Given task> Please set down all the lines beneath this one exactly, without the pictures.

--- The records ---

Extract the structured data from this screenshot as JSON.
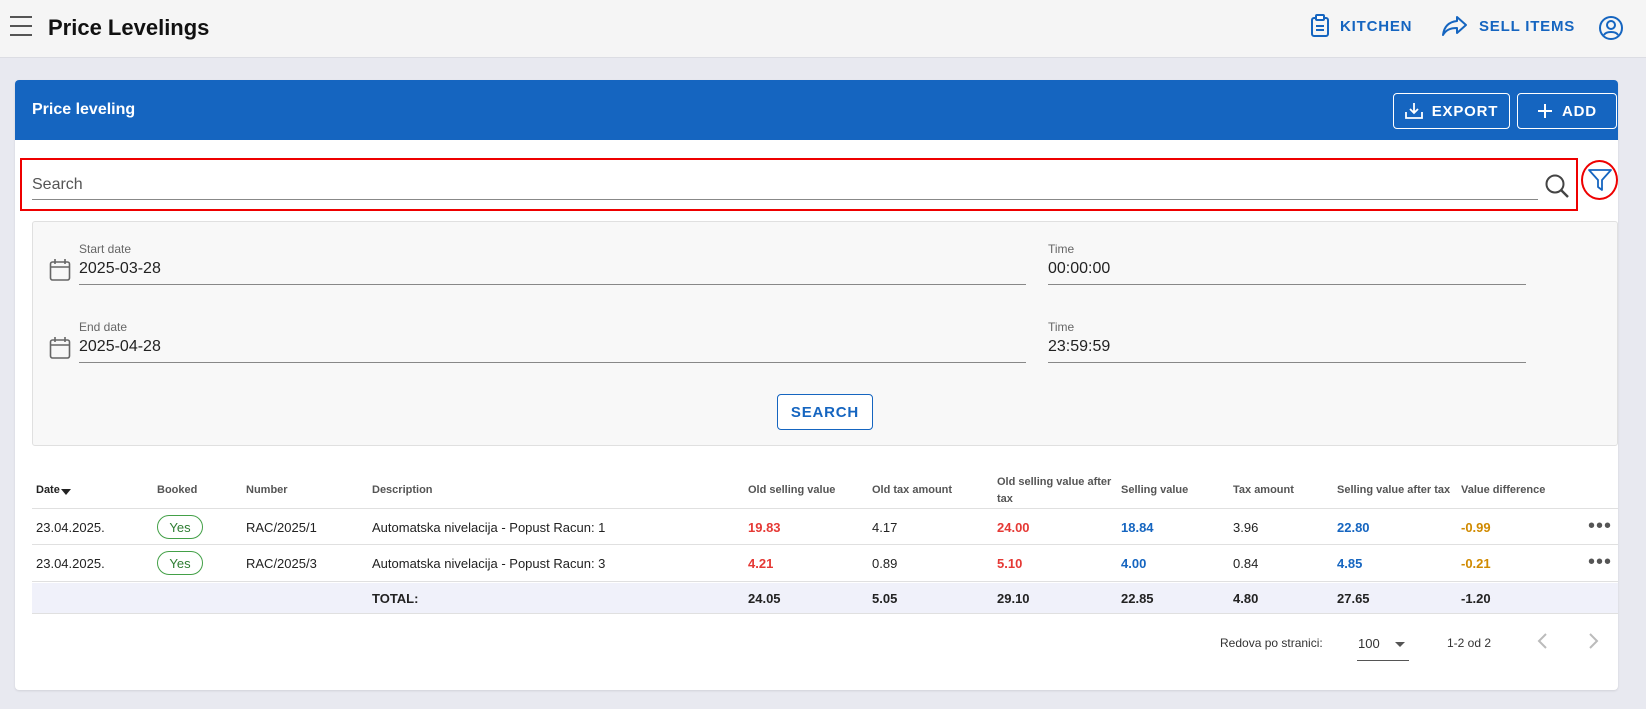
{
  "app": {
    "title": "Price Levelings"
  },
  "topnav": {
    "kitchen": "KITCHEN",
    "sell_items": "SELL ITEMS"
  },
  "card": {
    "title": "Price leveling",
    "export_label": "EXPORT",
    "add_label": "ADD"
  },
  "search": {
    "placeholder": "Search",
    "value": ""
  },
  "filters": {
    "start_date_label": "Start date",
    "start_date": "2025-03-28",
    "start_time_label": "Time",
    "start_time": "00:00:00",
    "end_date_label": "End date",
    "end_date": "2025-04-28",
    "end_time_label": "Time",
    "end_time": "23:59:59",
    "search_button": "SEARCH"
  },
  "table": {
    "headers": {
      "date": "Date",
      "booked": "Booked",
      "number": "Number",
      "description": "Description",
      "old_selling_value": "Old selling value",
      "old_tax_amount": "Old tax amount",
      "old_selling_value_after_tax": "Old selling value after tax",
      "selling_value": "Selling value",
      "tax_amount": "Tax amount",
      "selling_value_after_tax": "Selling value after tax",
      "value_difference": "Value difference"
    },
    "rows": [
      {
        "date": "23.04.2025.",
        "booked": "Yes",
        "number": "RAC/2025/1",
        "description": "Automatska nivelacija - Popust Racun: 1",
        "old_selling_value": "19.83",
        "old_tax_amount": "4.17",
        "old_selling_value_after_tax": "24.00",
        "selling_value": "18.84",
        "tax_amount": "3.96",
        "selling_value_after_tax": "22.80",
        "value_difference": "-0.99"
      },
      {
        "date": "23.04.2025.",
        "booked": "Yes",
        "number": "RAC/2025/3",
        "description": "Automatska nivelacija - Popust Racun: 3",
        "old_selling_value": "4.21",
        "old_tax_amount": "0.89",
        "old_selling_value_after_tax": "5.10",
        "selling_value": "4.00",
        "tax_amount": "0.84",
        "selling_value_after_tax": "4.85",
        "value_difference": "-0.21"
      }
    ],
    "total": {
      "label": "TOTAL:",
      "old_selling_value": "24.05",
      "old_tax_amount": "5.05",
      "old_selling_value_after_tax": "29.10",
      "selling_value": "22.85",
      "tax_amount": "4.80",
      "selling_value_after_tax": "27.65",
      "value_difference": "-1.20"
    }
  },
  "pagination": {
    "rows_per_page_label": "Redova po stranici:",
    "rows_per_page": "100",
    "range": "1-2 od 2"
  },
  "icons": [
    "menu-icon",
    "clipboard-icon",
    "share-arrow-icon",
    "account-icon",
    "download-icon",
    "plus-icon",
    "search-icon",
    "filter-icon",
    "calendar-icon",
    "sort-desc-icon",
    "more-icon",
    "chevron-left-icon",
    "chevron-right-icon"
  ],
  "colors": {
    "primary": "#1565c0",
    "negative": "#e53935",
    "warning": "#d08a00",
    "success": "#43a047",
    "highlight": "#ee0000"
  }
}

---

Complete answer>
Extract the structured data from this screenshot as JSON.
{
  "app": {
    "title": "Price Levelings"
  },
  "topnav": {
    "kitchen": "KITCHEN",
    "sell_items": "SELL ITEMS"
  },
  "card": {
    "title": "Price leveling",
    "export_label": "EXPORT",
    "add_label": "ADD"
  },
  "search": {
    "placeholder": "Search",
    "value": ""
  },
  "filters": {
    "start_date_label": "Start date",
    "start_date": "2025-03-28",
    "start_time_label": "Time",
    "start_time": "00:00:00",
    "end_date_label": "End date",
    "end_date": "2025-04-28",
    "end_time_label": "Time",
    "end_time": "23:59:59",
    "search_button": "SEARCH"
  },
  "table": {
    "headers": {
      "date": "Date",
      "booked": "Booked",
      "number": "Number",
      "description": "Description",
      "old_selling_value": "Old selling value",
      "old_tax_amount": "Old tax amount",
      "old_selling_value_after_tax": "Old selling value after tax",
      "selling_value": "Selling value",
      "tax_amount": "Tax amount",
      "selling_value_after_tax": "Selling value after tax",
      "value_difference": "Value difference"
    },
    "rows": [
      {
        "date": "23.04.2025.",
        "booked": "Yes",
        "number": "RAC/2025/1",
        "description": "Automatska nivelacija - Popust Racun: 1",
        "old_selling_value": "19.83",
        "old_tax_amount": "4.17",
        "old_selling_value_after_tax": "24.00",
        "selling_value": "18.84",
        "tax_amount": "3.96",
        "selling_value_after_tax": "22.80",
        "value_difference": "-0.99"
      },
      {
        "date": "23.04.2025.",
        "booked": "Yes",
        "number": "RAC/2025/3",
        "description": "Automatska nivelacija - Popust Racun: 3",
        "old_selling_value": "4.21",
        "old_tax_amount": "0.89",
        "old_selling_value_after_tax": "5.10",
        "selling_value": "4.00",
        "tax_amount": "0.84",
        "selling_value_after_tax": "4.85",
        "value_difference": "-0.21"
      }
    ],
    "total": {
      "label": "TOTAL:",
      "old_selling_value": "24.05",
      "old_tax_amount": "5.05",
      "old_selling_value_after_tax": "29.10",
      "selling_value": "22.85",
      "tax_amount": "4.80",
      "selling_value_after_tax": "27.65",
      "value_difference": "-1.20"
    }
  },
  "pagination": {
    "rows_per_page_label": "Redova po stranici:",
    "rows_per_page": "100",
    "range": "1-2 od 2"
  },
  "icons": [
    "menu-icon",
    "clipboard-icon",
    "share-arrow-icon",
    "account-icon",
    "download-icon",
    "plus-icon",
    "search-icon",
    "filter-icon",
    "calendar-icon",
    "sort-desc-icon",
    "more-icon",
    "chevron-left-icon",
    "chevron-right-icon"
  ],
  "colors": {
    "primary": "#1565c0",
    "negative": "#e53935",
    "warning": "#d08a00",
    "success": "#43a047",
    "highlight": "#ee0000"
  }
}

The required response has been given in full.